Extracted data entries:
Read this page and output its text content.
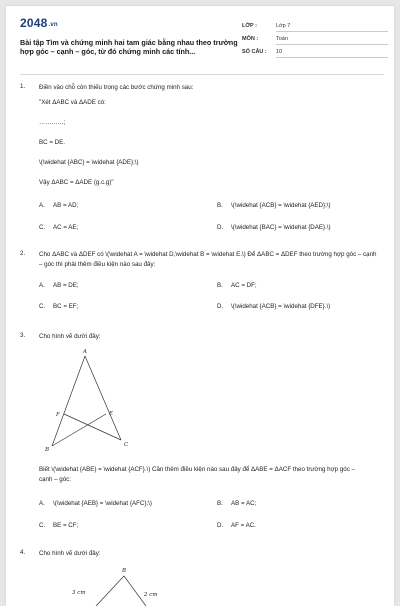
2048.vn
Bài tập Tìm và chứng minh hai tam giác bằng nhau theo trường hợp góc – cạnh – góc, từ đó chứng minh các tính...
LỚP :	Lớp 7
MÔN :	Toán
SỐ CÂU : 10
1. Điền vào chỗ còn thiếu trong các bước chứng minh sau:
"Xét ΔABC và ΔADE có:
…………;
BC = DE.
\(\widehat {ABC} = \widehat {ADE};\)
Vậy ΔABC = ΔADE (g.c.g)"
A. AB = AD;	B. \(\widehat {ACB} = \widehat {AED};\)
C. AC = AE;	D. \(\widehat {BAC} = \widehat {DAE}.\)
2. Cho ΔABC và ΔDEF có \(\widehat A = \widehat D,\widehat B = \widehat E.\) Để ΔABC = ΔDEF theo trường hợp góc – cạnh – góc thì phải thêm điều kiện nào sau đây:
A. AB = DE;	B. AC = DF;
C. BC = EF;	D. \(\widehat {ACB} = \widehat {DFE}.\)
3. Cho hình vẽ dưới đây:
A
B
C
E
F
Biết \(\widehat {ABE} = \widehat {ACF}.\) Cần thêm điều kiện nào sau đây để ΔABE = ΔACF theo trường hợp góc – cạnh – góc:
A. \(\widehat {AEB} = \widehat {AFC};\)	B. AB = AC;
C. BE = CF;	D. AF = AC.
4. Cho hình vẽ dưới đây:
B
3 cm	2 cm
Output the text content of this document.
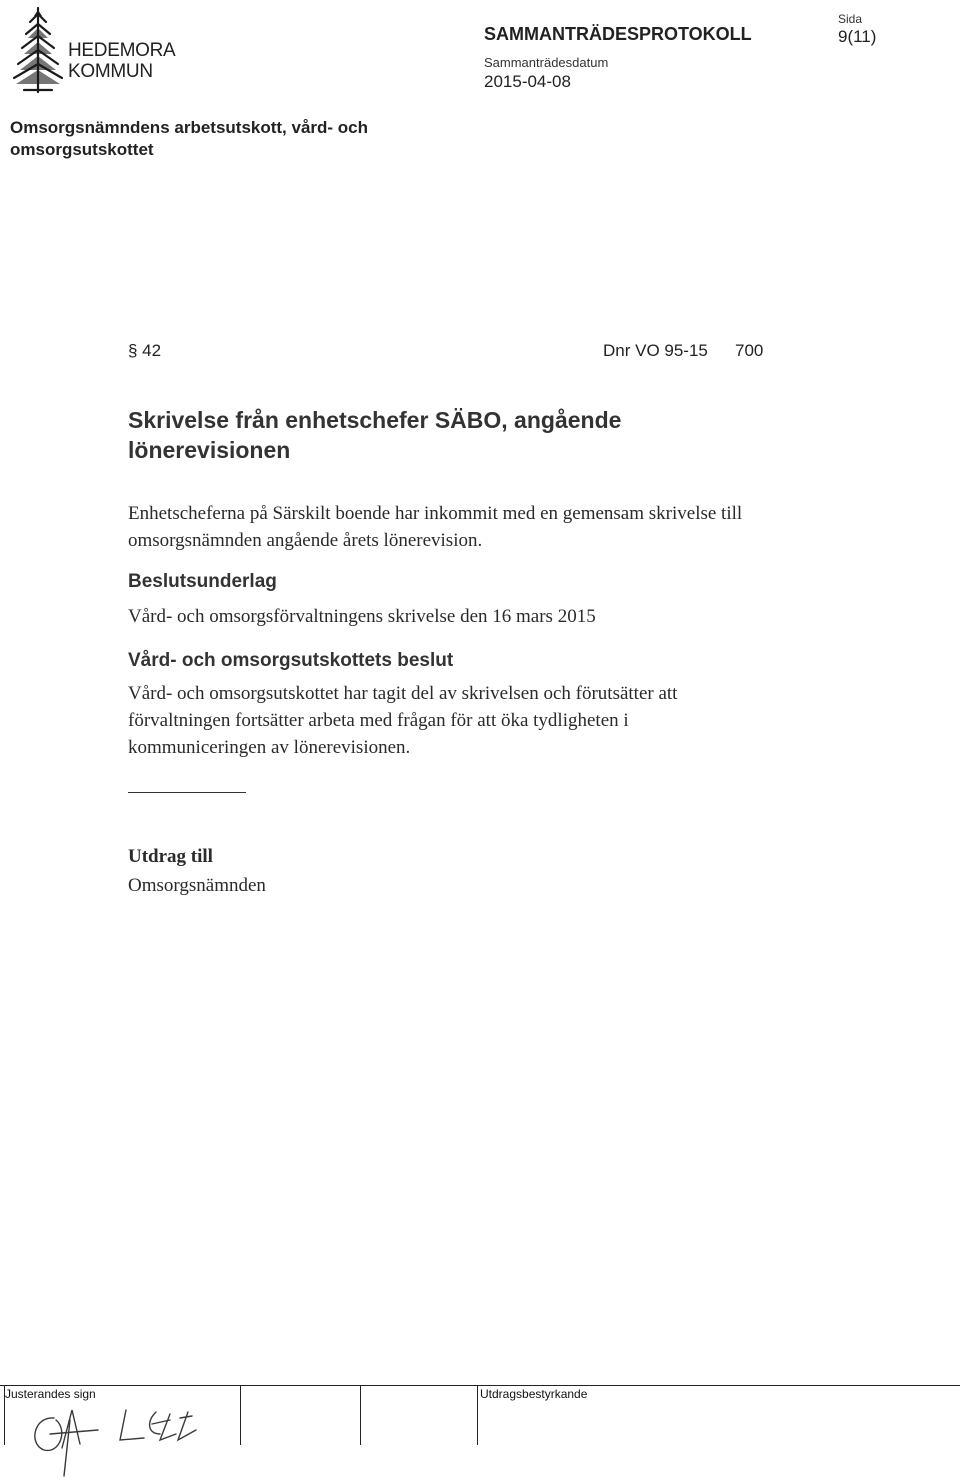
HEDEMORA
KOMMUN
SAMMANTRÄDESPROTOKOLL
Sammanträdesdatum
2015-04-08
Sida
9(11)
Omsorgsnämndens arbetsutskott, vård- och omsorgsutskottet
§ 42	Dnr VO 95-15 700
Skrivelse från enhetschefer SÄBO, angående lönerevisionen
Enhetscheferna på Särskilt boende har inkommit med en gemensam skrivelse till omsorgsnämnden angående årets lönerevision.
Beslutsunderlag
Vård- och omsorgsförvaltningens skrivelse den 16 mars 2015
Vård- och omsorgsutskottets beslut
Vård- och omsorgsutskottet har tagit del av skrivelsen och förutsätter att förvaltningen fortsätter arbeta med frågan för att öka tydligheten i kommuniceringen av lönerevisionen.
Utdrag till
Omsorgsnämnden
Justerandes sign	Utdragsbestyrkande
...
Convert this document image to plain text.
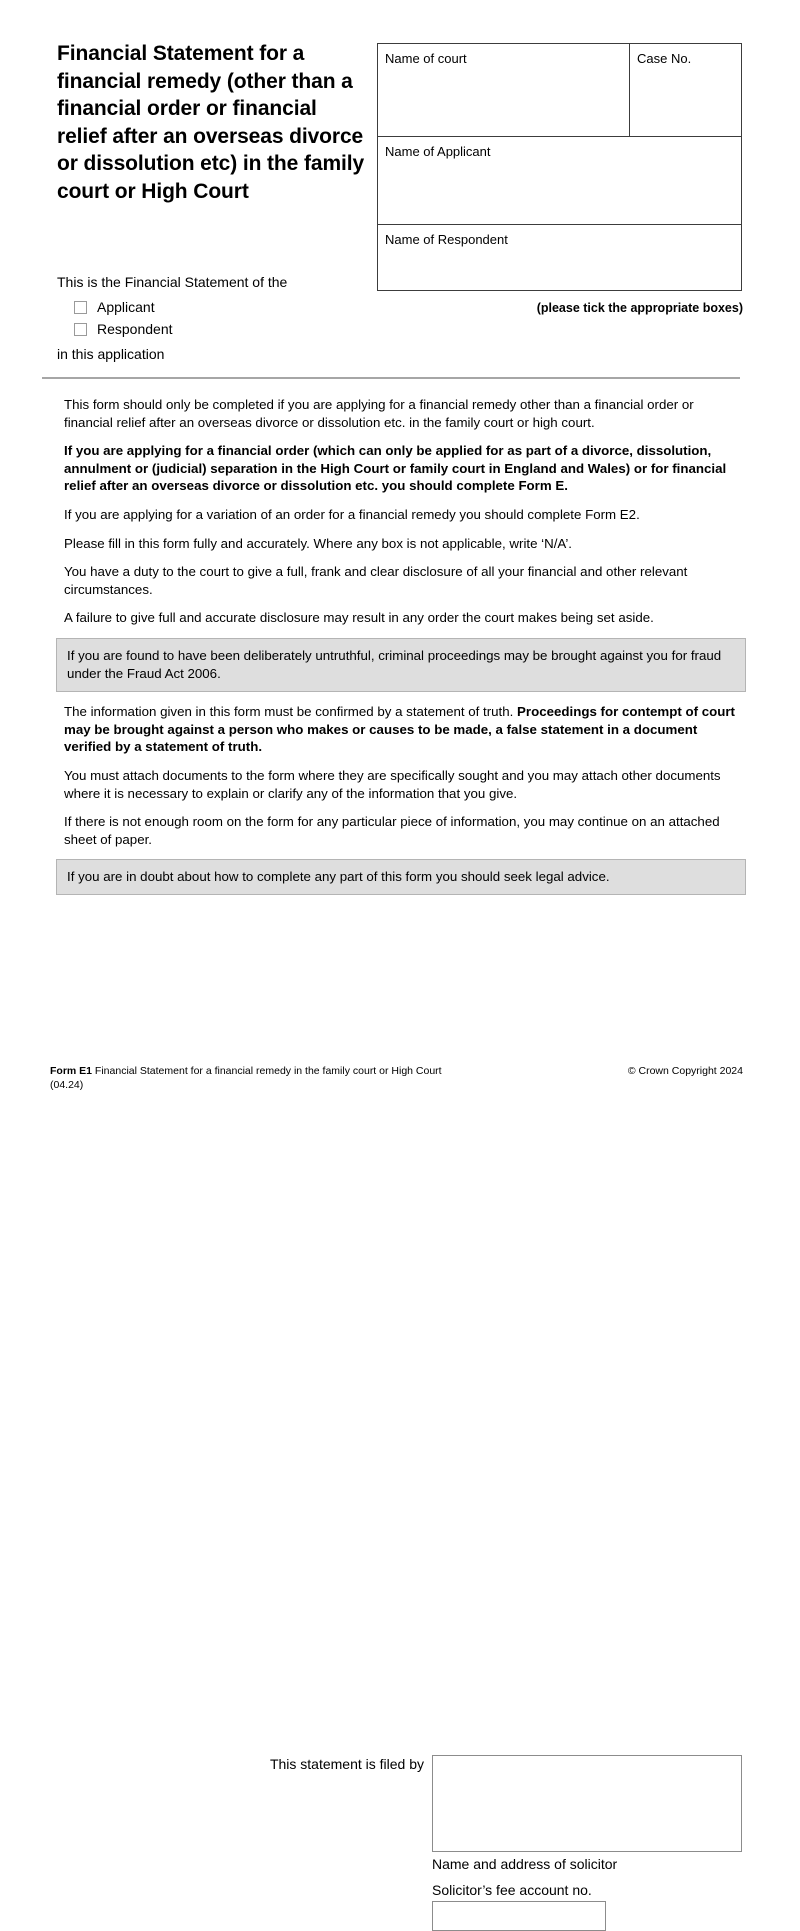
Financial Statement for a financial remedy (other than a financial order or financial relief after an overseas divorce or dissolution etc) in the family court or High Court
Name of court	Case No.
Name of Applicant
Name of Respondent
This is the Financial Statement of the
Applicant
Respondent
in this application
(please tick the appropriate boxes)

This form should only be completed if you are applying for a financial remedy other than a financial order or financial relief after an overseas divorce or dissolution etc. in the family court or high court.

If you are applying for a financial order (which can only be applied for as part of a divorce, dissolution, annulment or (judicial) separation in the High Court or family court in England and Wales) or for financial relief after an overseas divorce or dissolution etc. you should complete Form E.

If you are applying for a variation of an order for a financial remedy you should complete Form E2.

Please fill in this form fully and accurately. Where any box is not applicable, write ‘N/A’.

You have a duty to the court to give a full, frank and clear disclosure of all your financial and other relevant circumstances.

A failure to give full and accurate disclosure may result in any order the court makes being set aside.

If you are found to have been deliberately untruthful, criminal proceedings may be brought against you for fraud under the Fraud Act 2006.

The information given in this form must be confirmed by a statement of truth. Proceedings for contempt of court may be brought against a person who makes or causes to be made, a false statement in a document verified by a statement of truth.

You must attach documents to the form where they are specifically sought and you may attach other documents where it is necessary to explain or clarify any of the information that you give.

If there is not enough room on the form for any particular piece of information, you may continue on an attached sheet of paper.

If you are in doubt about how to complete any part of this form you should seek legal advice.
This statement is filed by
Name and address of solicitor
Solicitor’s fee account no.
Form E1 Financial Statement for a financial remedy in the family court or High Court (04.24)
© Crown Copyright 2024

### INSTRUCTION
In the listing above, how many lines include the word "brought"? Answer with the number and nothing more.

### ANSWER FOR THE TASK
2